**Goal**: How many lines of these entries hold the string "https"? Answer with the number alone.

**Record list**:
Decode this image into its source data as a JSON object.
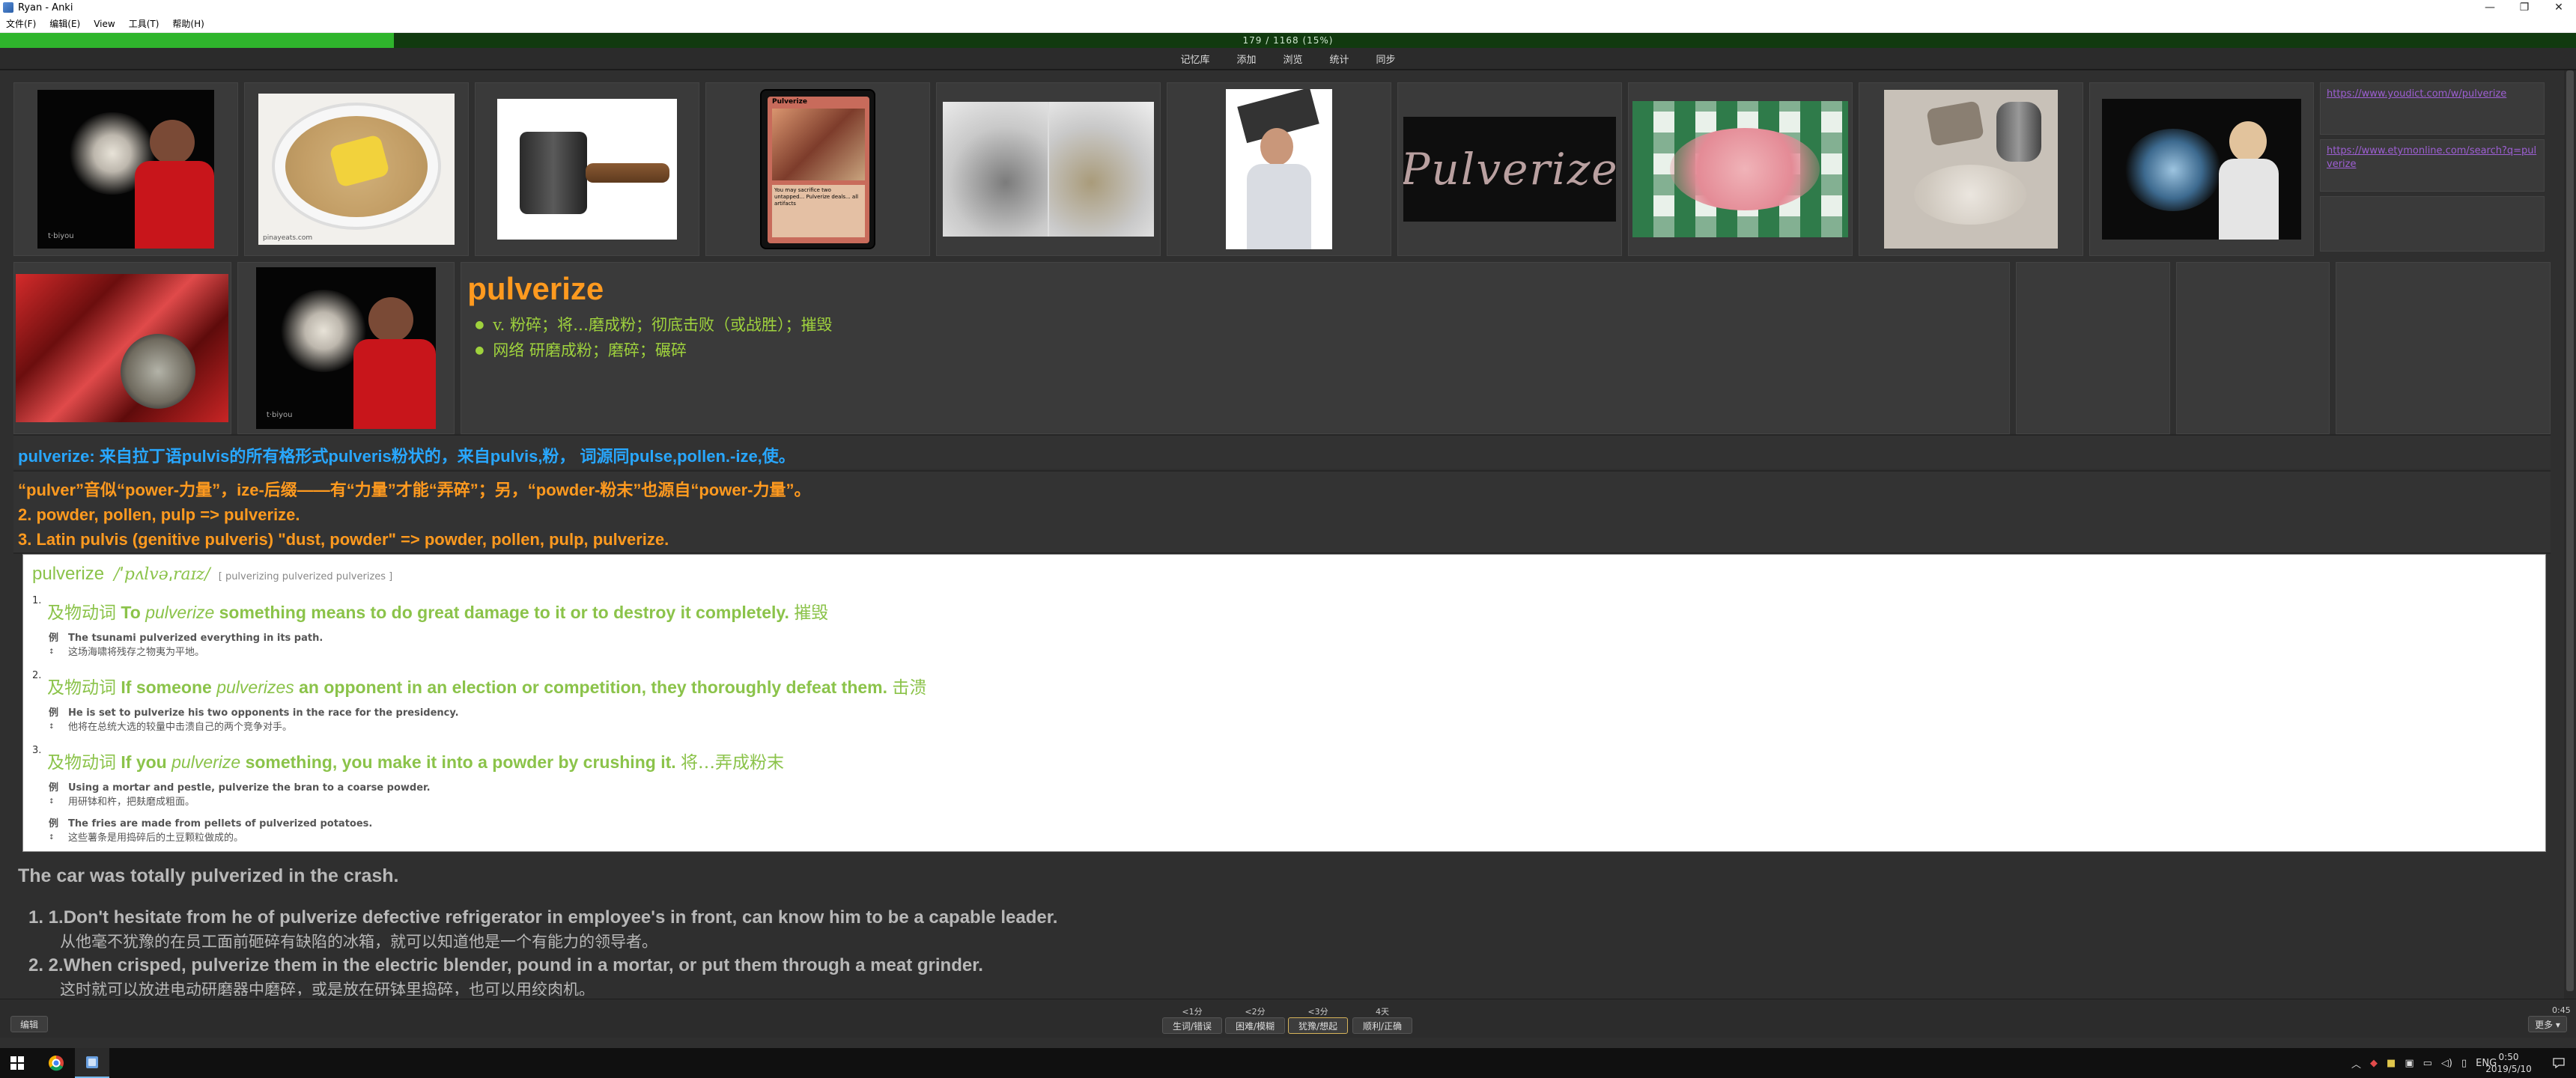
{
  "window": {
    "title": "Ryan - Anki",
    "minimize": "—",
    "maximize": "❐",
    "close": "✕"
  },
  "menu": [
    "文件(F)",
    "编辑(E)",
    "View",
    "工具(T)",
    "帮助(H)"
  ],
  "progress": {
    "text": "179 / 1168 (15%)",
    "fraction": 0.153
  },
  "toolbar": [
    "记忆库",
    "添加",
    "浏览",
    "统计",
    "同步"
  ],
  "links": [
    "https://www.youdict.com/w/pulverize",
    "https://www.etymonline.com/search?q=pulverize"
  ],
  "images": {
    "shirt_caption": "t·biyou",
    "food_caption": "pinayeats.com",
    "card_caption": "Pulverize",
    "card_text": "You may sacrifice two untapped... Pulverize deals... all artifacts",
    "pulverize_logo": "Pulverize"
  },
  "card": {
    "word": "pulverize",
    "defs": [
      "v. 粉碎；将…磨成粉；彻底击败（或战胜）；摧毁",
      "网络 研磨成粉；磨碎；碾碎"
    ],
    "etymology": "pulverize: 来自拉丁语pulvis的所有格形式pulveris粉状的，来自pulvis,粉， 词源同pulse,pollen.-ize,使。",
    "memo": [
      "“pulver”音似“power-力量”，ize-后缀——有“力量”才能“弄碎”；另，“powder-粉末”也源自“power-力量”。",
      "2. powder, pollen, pulp => pulverize.",
      "3. Latin pulvis (genitive pulveris) \"dust, powder\" => powder, pollen, pulp, pulverize."
    ]
  },
  "dict": {
    "headword": "pulverize",
    "pron": "/ˈpʌlvəˌraɪz/",
    "forms": "[ pulverizing pulverized pulverizes ]",
    "senses": [
      {
        "num": "1.",
        "pos": "及物动词",
        "pre": "To",
        "kw": "pulverize",
        "post": "something means to do great damage to it or to destroy it completely.",
        "zh": "摧毁",
        "examples": [
          {
            "en": "The tsunami pulverized everything in its path.",
            "zh": "这场海啸将残存之物夷为平地。"
          }
        ]
      },
      {
        "num": "2.",
        "pos": "及物动词",
        "pre": "If someone",
        "kw": "pulverizes",
        "post": "an opponent in an election or competition, they thoroughly defeat them.",
        "zh": "击溃",
        "examples": [
          {
            "en": "He is set to pulverize his two opponents in the race for the presidency.",
            "zh": "他将在总统大选的较量中击溃自己的两个竞争对手。"
          }
        ]
      },
      {
        "num": "3.",
        "pos": "及物动词",
        "pre": "If you",
        "kw": "pulverize",
        "post": "something, you make it into a powder by crushing it.",
        "zh": "将…弄成粉末",
        "examples": [
          {
            "en": "Using a mortar and pestle, pulverize the bran to a coarse powder.",
            "zh": "用研钵和杵，把麸磨成粗面。"
          },
          {
            "en": "The fries are made from pellets of pulverized potatoes.",
            "zh": "这些薯条是用捣碎后的土豆颗粒做成的。"
          }
        ]
      }
    ],
    "ex_label": "例",
    "bullet": "↕"
  },
  "sentence": "The car was totally pulverized in the crash.",
  "examples": [
    {
      "en": "1. 1.Don't hesitate from he of pulverize defective refrigerator in employee's in front, can know him to be a capable leader.",
      "zh": "从他毫不犹豫的在员工面前砸碎有缺陷的冰箱，就可以知道他是一个有能力的领导者。"
    },
    {
      "en": "2. 2.When crisped, pulverize them in the electric blender, pound in a mortar, or put them through a meat grinder.",
      "zh": "这时就可以放进电动研磨器中磨碎，或是放在研钵里捣碎，也可以用绞肉机。"
    }
  ],
  "answer": {
    "edit": "编辑",
    "more": "更多 ▾",
    "timer": "0:45",
    "buttons": [
      {
        "time": "<1分",
        "label": "生词/错误"
      },
      {
        "time": "<2分",
        "label": "困难/模糊"
      },
      {
        "time": "<3分",
        "label": "犹豫/想起"
      },
      {
        "time": "4天",
        "label": "顺利/正确"
      }
    ]
  },
  "taskbar": {
    "lang": "ENG",
    "time": "0:50",
    "date": "2019/5/10"
  },
  "colors": {
    "accent_orange": "#ff9a1f",
    "green": "#9fd23d",
    "blue": "#28a7ff",
    "progress": "#2fb52c"
  }
}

**Full solution**: 2